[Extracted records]
[BEGIN]

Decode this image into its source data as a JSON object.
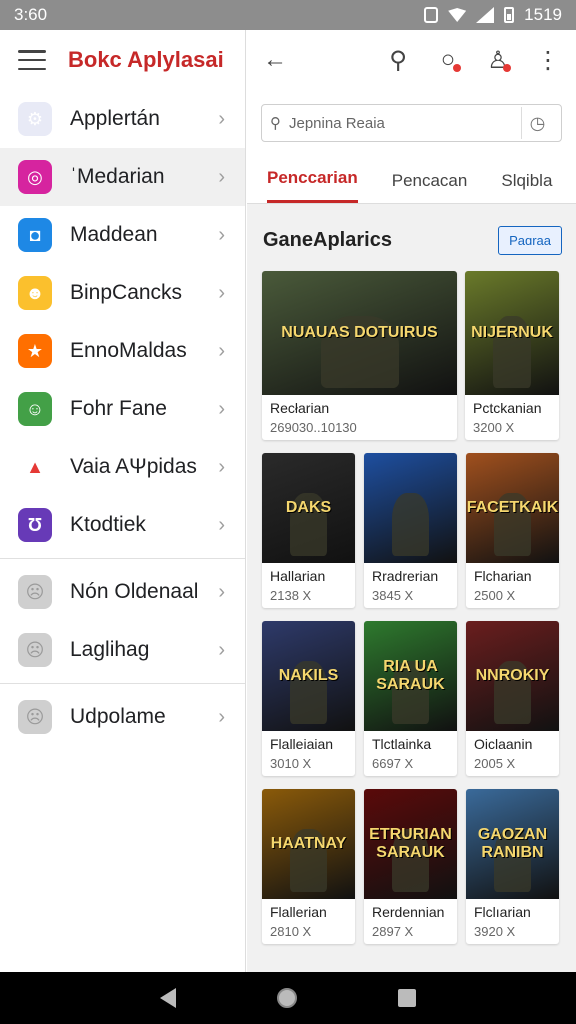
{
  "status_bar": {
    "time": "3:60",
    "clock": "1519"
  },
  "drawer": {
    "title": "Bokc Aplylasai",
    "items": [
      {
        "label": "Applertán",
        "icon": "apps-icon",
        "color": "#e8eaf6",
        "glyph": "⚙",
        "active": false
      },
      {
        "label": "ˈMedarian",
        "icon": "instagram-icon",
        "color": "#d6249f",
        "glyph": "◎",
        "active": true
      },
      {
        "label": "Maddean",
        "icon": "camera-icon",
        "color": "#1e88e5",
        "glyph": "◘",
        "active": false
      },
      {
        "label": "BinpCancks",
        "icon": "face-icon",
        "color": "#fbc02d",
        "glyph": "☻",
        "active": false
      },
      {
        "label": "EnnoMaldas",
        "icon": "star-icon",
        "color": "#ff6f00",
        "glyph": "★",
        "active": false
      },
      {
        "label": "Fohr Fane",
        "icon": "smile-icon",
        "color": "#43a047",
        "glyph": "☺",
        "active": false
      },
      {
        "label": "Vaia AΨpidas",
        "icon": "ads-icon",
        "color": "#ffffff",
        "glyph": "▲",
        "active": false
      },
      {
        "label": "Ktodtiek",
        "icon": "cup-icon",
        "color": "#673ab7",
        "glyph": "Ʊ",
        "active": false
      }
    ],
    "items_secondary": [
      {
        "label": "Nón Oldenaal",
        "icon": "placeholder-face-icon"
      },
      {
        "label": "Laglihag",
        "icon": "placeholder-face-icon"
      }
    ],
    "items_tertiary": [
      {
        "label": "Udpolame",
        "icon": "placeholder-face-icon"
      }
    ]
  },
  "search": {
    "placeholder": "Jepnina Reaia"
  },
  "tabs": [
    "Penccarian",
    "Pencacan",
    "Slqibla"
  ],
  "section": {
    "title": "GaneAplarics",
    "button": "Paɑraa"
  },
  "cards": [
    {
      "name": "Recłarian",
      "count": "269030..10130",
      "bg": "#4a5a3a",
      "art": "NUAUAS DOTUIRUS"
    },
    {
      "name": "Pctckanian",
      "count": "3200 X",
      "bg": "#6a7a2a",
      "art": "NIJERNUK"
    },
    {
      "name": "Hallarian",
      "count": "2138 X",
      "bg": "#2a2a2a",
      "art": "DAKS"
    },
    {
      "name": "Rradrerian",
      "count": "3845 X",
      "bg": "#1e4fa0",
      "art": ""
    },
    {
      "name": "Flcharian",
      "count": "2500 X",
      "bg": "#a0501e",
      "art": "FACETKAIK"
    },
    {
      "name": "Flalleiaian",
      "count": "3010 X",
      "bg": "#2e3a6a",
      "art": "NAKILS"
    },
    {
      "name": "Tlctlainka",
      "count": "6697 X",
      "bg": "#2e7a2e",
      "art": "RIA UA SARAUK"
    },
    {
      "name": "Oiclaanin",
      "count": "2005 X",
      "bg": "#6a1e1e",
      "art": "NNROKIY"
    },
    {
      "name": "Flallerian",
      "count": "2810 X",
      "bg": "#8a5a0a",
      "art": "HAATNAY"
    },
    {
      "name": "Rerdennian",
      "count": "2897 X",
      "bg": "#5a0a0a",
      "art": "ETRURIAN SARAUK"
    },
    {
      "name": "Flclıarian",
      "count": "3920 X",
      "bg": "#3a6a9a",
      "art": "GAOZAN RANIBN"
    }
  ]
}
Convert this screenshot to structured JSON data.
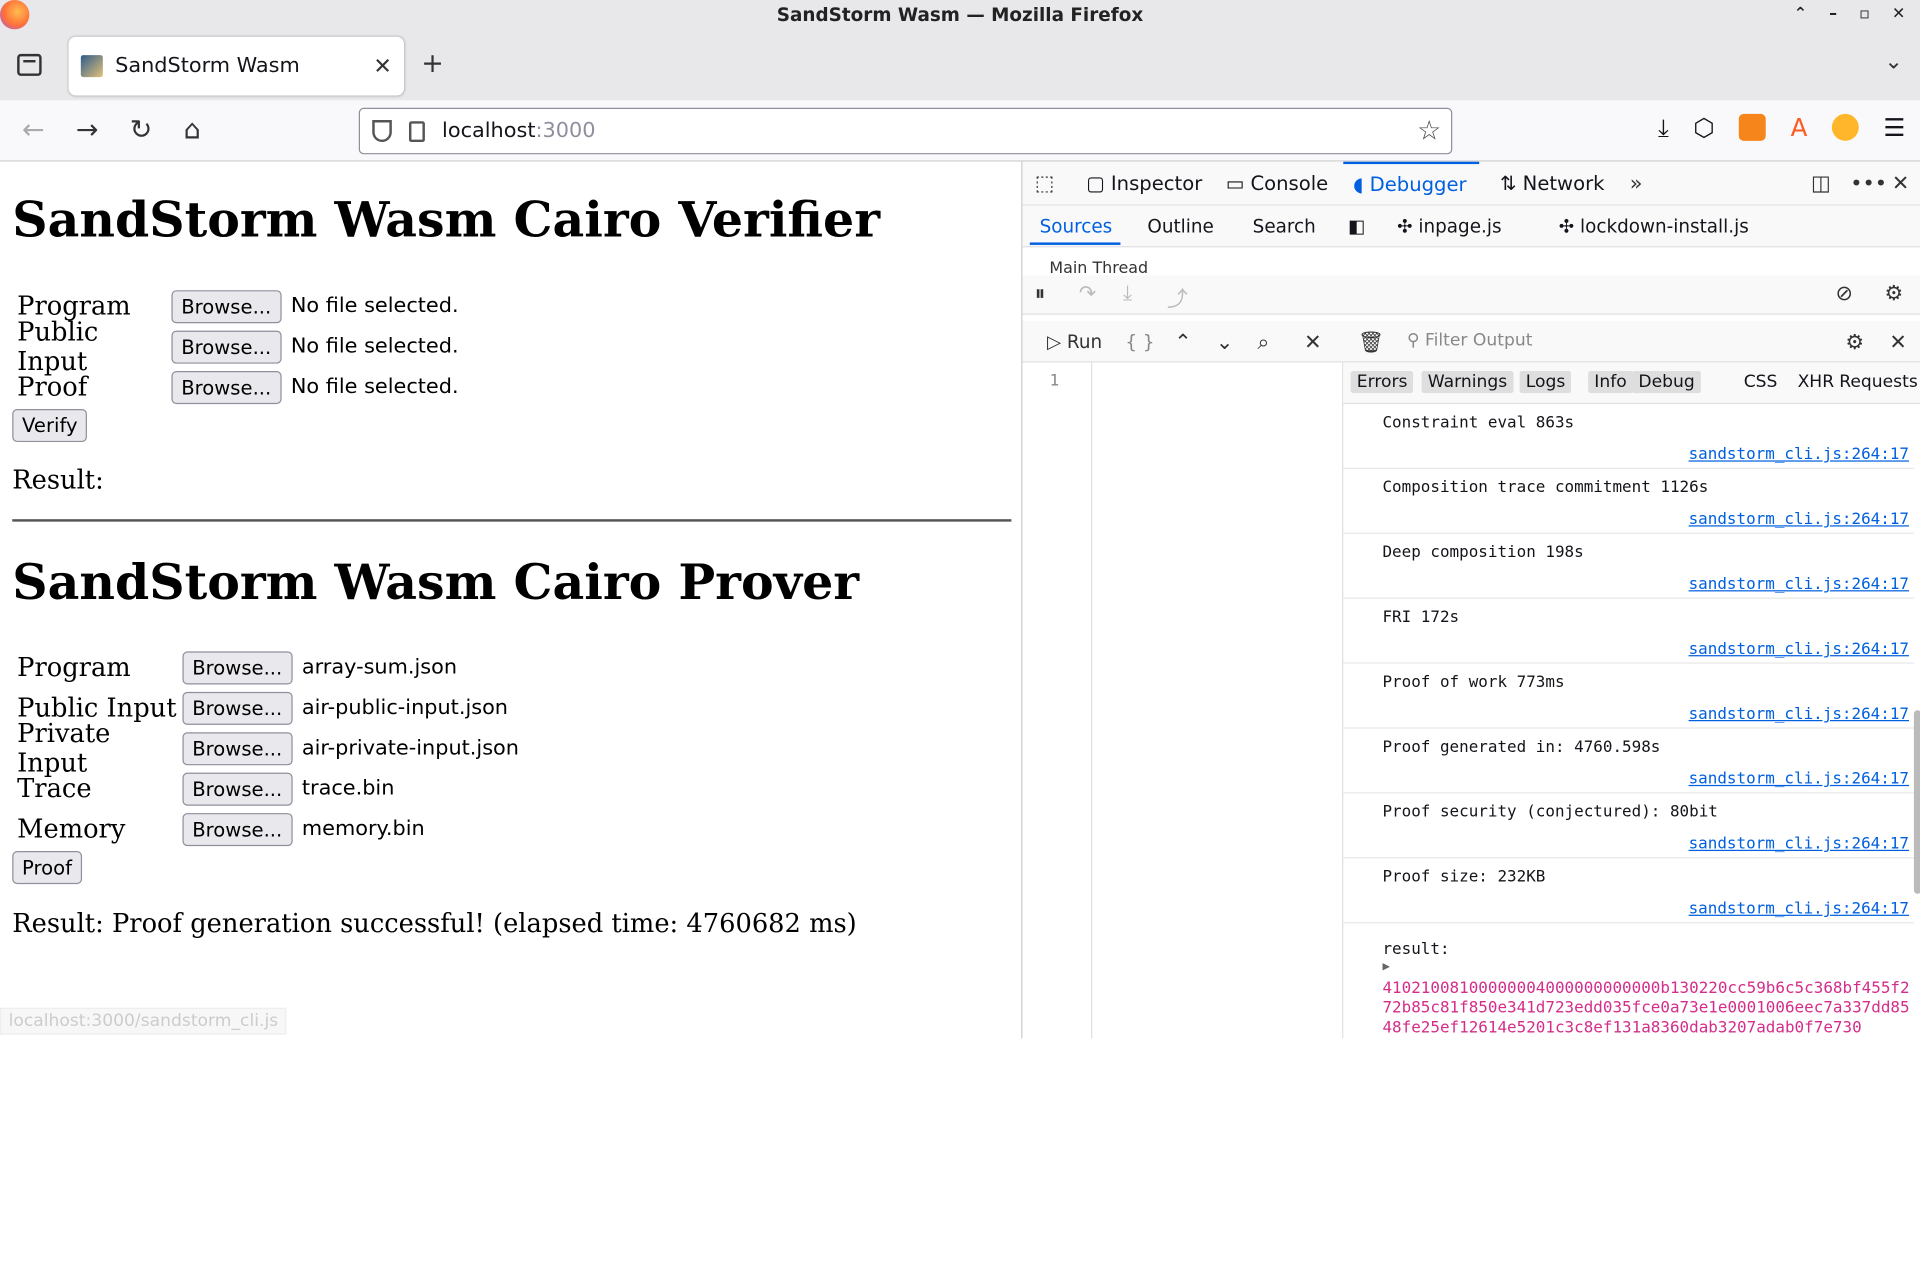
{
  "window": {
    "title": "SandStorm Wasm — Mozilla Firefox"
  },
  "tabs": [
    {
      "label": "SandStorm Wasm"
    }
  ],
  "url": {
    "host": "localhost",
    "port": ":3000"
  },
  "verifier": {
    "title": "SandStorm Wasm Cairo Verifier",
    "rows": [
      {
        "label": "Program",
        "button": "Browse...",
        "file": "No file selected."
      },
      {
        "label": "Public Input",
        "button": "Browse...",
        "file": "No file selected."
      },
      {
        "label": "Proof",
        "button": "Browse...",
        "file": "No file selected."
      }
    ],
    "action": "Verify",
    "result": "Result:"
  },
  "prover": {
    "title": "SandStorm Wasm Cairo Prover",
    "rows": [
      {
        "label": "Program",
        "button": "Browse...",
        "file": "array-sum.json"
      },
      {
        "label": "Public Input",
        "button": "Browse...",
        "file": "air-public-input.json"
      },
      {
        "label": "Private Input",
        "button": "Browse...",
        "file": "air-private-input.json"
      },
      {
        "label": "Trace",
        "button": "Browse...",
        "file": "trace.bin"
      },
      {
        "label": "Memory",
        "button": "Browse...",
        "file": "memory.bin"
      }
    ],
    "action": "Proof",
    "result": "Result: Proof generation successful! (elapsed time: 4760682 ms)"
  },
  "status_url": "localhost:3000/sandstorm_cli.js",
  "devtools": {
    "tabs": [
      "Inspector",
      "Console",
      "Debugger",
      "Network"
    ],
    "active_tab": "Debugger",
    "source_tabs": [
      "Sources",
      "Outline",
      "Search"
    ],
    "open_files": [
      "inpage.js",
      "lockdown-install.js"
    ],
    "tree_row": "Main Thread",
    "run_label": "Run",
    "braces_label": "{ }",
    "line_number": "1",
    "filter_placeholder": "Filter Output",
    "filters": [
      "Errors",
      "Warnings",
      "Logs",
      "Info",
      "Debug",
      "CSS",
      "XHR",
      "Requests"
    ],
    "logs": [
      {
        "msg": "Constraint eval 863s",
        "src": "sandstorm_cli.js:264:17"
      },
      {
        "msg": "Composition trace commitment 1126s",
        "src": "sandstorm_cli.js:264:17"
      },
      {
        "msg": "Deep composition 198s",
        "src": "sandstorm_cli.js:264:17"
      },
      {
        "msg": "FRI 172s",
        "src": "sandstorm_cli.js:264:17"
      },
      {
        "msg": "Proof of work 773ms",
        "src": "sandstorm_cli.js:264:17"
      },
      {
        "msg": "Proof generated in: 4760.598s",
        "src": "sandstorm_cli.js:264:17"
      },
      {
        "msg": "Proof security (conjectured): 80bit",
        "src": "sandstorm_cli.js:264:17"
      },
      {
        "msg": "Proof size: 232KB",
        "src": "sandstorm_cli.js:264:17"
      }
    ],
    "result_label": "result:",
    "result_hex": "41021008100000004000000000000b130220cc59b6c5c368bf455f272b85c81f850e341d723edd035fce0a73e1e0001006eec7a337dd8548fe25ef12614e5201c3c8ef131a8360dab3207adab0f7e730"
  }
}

[END]

From the entries above, copy out every line where the string "title" appears.

    "title": "Bokc Aplylasai",
    "title": "GaneAplarics",
    "title": "SandStorm Wasm — Mozilla Firefox"
    "title": "SandStorm Wasm Cairo Verifier",
    "title": "SandStorm Wasm Cairo Prover",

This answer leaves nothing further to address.